GIVEN TASK:
Copy the material from its first line through the line containing "x-tick-label: 0 — [582, 1322, 594, 1342]", swapping "series-line" for "data-line" and leaving everything else as it is.
═════ EXTRACTED RECORDS
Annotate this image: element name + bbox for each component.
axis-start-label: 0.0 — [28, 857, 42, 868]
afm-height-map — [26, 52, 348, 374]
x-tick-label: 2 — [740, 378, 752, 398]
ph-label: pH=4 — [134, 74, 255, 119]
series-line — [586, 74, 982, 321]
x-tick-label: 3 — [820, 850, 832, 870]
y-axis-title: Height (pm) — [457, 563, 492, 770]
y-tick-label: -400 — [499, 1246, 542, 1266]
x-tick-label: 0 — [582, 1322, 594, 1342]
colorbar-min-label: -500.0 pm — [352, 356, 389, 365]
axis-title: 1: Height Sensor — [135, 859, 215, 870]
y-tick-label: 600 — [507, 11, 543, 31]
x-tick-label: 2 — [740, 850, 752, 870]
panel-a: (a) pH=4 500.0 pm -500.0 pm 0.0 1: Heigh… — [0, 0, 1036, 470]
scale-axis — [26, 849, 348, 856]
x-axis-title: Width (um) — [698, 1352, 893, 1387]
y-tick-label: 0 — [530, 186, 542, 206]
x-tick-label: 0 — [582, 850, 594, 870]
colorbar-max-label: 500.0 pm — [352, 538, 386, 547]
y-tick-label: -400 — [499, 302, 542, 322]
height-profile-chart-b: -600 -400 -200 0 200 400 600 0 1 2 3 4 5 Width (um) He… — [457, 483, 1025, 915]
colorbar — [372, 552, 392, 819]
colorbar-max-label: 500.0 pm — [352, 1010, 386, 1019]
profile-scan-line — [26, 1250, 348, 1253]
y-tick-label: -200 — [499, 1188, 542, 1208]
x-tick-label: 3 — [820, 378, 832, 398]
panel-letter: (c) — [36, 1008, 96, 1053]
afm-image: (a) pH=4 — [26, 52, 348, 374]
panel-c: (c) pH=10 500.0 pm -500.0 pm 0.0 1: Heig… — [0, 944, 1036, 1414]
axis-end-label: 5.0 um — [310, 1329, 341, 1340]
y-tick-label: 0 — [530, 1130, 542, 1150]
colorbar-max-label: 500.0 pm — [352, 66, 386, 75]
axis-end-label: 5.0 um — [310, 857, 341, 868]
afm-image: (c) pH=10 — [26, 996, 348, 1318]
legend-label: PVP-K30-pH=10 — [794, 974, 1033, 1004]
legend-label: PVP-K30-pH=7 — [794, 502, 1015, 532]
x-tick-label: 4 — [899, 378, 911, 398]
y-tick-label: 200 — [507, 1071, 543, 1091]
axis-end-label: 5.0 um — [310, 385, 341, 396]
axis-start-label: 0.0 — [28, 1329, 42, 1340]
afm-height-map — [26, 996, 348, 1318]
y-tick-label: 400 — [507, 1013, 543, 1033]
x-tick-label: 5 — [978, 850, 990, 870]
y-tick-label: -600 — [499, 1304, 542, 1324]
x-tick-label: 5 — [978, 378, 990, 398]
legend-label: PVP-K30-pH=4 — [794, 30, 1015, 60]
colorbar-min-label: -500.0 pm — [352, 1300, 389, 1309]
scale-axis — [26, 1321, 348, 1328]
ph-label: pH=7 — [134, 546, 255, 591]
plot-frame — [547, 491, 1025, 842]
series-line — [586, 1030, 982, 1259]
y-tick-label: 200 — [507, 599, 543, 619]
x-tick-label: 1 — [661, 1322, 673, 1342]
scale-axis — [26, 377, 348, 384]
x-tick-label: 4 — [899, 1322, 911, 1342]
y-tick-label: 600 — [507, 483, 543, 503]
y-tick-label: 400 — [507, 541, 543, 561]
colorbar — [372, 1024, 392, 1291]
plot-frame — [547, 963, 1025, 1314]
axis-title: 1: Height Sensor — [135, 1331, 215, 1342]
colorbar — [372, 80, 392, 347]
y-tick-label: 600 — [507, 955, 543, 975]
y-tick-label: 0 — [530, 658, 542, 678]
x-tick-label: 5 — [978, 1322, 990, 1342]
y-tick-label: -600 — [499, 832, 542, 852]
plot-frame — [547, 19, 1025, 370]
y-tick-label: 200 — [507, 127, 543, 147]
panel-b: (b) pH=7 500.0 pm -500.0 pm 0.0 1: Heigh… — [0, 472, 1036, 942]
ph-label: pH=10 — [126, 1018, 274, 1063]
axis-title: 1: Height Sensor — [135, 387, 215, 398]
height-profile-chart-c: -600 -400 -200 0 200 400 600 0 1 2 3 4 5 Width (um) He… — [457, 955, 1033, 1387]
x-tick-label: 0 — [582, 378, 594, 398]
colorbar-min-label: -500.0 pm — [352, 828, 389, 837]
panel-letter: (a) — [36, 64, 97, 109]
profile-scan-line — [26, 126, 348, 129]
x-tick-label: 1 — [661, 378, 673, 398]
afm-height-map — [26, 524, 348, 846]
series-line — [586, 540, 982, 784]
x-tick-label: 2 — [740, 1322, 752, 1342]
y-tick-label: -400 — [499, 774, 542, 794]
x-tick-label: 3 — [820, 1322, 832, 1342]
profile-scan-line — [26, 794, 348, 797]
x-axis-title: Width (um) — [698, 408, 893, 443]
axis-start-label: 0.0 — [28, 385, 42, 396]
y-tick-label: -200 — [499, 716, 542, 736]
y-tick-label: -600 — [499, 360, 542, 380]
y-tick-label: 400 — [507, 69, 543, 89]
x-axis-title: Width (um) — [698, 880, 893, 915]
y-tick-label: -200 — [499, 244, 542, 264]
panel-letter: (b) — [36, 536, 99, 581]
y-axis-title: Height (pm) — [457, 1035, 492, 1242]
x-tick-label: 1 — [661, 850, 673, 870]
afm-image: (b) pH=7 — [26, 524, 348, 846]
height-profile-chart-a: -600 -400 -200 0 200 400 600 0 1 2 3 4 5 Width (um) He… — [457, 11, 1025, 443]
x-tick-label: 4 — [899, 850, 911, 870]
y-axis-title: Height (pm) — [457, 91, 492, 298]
══════════
RESULT FOR THIS EXERCISE:
Annotate this image: element name + bbox for each component.
axis-start-label: 0.0 — [28, 857, 42, 868]
afm-height-map — [26, 52, 348, 374]
x-tick-label: 2 — [740, 378, 752, 398]
ph-label: pH=4 — [134, 74, 255, 119]
data-line — [586, 74, 982, 321]
x-tick-label: 3 — [820, 850, 832, 870]
y-axis-title: Height (pm) — [457, 563, 492, 770]
y-tick-label: -400 — [499, 1246, 542, 1266]
x-tick-label: 0 — [582, 1322, 594, 1342]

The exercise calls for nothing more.